-- Begin MATERIAL TO PROCESS --

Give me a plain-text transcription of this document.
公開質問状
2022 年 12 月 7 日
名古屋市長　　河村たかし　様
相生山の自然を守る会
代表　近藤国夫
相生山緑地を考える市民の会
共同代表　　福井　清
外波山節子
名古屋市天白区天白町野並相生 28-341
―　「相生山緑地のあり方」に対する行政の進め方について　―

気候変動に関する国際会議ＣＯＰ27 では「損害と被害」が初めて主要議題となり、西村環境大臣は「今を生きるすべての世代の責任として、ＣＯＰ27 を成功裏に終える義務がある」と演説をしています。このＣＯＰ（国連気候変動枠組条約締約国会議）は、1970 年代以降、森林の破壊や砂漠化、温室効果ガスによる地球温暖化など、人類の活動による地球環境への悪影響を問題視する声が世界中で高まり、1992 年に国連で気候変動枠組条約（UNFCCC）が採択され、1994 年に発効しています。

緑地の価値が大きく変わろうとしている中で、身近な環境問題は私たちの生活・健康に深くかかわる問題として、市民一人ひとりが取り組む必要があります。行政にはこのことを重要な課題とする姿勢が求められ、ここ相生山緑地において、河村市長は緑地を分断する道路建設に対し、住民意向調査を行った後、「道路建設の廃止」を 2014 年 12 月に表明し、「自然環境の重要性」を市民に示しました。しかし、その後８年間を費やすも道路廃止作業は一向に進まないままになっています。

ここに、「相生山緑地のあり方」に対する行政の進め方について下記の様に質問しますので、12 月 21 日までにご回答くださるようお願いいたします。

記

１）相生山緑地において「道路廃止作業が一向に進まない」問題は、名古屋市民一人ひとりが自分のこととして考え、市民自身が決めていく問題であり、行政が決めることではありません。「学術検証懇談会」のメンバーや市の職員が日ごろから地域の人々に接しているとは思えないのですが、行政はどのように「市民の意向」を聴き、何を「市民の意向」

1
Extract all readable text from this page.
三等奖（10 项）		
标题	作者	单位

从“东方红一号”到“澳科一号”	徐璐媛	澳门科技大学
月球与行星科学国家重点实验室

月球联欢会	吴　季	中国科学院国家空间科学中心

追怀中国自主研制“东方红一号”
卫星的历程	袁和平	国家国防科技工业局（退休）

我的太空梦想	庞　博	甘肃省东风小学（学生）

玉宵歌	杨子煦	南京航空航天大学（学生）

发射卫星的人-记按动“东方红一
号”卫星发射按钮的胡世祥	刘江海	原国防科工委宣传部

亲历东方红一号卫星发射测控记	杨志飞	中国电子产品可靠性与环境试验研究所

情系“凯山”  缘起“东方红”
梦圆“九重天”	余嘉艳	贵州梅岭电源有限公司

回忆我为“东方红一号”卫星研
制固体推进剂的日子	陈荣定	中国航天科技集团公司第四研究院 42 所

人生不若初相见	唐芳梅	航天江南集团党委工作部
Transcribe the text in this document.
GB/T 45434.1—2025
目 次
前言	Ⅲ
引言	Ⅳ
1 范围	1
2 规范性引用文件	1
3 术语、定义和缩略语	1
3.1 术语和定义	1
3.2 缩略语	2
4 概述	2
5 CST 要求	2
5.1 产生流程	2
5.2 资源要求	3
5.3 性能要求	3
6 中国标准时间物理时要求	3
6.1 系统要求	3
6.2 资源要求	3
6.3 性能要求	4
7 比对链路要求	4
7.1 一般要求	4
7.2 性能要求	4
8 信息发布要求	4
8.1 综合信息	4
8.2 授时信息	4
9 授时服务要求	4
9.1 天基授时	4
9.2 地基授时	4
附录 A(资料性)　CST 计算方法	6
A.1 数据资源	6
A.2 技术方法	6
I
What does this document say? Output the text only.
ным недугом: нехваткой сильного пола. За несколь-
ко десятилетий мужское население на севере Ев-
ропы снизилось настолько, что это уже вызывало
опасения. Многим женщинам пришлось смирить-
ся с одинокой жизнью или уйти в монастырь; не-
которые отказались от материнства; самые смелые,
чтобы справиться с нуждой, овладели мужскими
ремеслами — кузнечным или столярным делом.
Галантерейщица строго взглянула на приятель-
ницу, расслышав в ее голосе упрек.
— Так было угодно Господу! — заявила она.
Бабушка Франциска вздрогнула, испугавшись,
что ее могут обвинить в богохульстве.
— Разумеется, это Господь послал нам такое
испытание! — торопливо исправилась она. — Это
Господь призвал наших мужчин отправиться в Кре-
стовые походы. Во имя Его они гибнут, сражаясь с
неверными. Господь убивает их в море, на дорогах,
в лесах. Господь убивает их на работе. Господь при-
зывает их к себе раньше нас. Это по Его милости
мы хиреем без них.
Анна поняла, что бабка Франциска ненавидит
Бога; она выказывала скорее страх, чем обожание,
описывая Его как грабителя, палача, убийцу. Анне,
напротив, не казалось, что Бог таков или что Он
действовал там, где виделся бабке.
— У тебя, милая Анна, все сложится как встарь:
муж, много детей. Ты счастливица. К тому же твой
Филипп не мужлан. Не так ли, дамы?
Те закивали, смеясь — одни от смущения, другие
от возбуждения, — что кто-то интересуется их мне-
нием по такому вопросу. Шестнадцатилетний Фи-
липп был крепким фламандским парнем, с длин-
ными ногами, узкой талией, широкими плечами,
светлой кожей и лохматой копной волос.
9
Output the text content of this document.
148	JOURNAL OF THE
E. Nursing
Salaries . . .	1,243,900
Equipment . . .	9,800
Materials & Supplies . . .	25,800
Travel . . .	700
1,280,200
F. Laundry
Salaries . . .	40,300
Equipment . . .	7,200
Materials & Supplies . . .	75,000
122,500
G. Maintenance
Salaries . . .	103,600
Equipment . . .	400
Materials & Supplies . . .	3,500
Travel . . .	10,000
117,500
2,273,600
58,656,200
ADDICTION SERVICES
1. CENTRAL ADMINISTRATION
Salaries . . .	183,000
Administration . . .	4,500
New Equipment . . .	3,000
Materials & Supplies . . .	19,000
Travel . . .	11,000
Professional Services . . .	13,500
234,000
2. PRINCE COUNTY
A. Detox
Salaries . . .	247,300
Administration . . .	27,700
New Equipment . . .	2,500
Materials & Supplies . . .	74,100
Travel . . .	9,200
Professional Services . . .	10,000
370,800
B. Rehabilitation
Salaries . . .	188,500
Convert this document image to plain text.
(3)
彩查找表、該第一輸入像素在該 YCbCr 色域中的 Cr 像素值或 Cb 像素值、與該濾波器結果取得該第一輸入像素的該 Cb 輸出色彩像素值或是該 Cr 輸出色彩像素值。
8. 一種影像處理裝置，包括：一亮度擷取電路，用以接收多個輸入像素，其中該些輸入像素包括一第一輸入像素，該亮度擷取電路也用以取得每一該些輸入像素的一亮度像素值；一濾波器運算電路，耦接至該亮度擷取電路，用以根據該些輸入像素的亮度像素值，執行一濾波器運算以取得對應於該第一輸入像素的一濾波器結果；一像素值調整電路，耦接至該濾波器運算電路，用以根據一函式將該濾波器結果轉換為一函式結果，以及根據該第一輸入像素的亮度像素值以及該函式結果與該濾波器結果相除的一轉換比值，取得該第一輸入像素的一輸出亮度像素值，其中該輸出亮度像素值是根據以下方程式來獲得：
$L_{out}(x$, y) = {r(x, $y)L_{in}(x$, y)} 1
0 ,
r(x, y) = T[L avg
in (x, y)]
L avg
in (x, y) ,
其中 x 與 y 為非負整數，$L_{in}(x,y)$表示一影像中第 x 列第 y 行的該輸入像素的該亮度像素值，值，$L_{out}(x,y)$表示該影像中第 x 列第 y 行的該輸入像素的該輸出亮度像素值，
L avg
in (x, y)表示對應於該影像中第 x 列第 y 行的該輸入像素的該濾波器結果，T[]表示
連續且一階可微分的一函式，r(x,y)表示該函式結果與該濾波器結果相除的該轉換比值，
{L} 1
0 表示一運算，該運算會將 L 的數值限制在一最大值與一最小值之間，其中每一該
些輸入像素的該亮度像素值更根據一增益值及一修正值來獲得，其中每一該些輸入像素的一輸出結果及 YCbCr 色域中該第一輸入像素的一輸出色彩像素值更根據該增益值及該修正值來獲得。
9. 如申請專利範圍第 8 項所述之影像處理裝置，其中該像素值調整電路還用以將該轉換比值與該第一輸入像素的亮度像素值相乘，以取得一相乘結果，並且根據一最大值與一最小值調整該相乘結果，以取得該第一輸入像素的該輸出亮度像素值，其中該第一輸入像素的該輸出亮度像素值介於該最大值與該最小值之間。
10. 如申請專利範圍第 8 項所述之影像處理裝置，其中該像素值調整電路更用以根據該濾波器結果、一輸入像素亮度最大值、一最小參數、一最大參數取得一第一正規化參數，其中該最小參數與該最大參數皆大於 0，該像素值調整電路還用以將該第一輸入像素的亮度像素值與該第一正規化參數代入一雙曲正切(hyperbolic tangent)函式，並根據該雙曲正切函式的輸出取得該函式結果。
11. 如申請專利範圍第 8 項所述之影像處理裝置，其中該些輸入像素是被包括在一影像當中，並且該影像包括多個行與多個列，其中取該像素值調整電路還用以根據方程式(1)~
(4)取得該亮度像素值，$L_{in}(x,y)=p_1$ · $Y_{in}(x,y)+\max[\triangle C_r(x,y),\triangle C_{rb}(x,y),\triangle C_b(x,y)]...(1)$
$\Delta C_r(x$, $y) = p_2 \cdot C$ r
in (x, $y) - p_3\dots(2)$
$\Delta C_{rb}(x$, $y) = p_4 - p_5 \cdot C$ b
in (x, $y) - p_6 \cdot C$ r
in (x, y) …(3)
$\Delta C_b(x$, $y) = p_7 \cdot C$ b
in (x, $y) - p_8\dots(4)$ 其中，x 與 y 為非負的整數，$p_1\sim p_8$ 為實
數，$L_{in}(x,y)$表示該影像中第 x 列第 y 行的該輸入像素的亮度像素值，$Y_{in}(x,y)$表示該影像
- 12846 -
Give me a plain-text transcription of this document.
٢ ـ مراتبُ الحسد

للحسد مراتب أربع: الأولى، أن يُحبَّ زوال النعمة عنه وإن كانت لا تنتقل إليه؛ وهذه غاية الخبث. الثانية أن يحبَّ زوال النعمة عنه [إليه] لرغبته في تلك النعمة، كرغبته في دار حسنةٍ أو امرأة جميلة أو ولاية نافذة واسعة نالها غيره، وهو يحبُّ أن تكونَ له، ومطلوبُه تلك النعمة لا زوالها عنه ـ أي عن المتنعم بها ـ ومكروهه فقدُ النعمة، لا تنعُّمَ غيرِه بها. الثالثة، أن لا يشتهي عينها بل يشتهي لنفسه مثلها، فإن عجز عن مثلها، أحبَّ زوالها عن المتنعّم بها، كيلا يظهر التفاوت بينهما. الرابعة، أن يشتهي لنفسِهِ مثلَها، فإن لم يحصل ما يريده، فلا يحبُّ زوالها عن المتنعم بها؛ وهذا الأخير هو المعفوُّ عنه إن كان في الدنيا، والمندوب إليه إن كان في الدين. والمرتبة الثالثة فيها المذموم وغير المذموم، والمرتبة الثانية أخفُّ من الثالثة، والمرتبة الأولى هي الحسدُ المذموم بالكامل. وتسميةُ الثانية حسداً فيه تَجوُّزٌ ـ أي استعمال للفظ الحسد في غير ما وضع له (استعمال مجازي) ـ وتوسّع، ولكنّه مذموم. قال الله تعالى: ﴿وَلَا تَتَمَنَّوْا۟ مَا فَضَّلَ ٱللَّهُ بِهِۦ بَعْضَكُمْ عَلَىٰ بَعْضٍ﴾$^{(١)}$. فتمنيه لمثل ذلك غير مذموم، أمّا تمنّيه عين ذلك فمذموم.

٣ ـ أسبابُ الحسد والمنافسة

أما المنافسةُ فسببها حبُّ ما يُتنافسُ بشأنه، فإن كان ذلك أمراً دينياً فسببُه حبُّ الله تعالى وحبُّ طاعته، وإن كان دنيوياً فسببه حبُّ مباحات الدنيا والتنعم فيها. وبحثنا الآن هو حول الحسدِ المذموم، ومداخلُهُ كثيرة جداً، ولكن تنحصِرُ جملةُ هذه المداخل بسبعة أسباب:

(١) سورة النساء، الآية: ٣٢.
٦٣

-- End MATERIAL TO PROCESS --

### [WHAT YOU SHOULD DO]
From the listing above, collect each line in which the string "Анна" appears.

### [RESULT]
Анна поняла, что бабка Франциска ненавидит
— У тебя, милая Анна, все сложится как встарь:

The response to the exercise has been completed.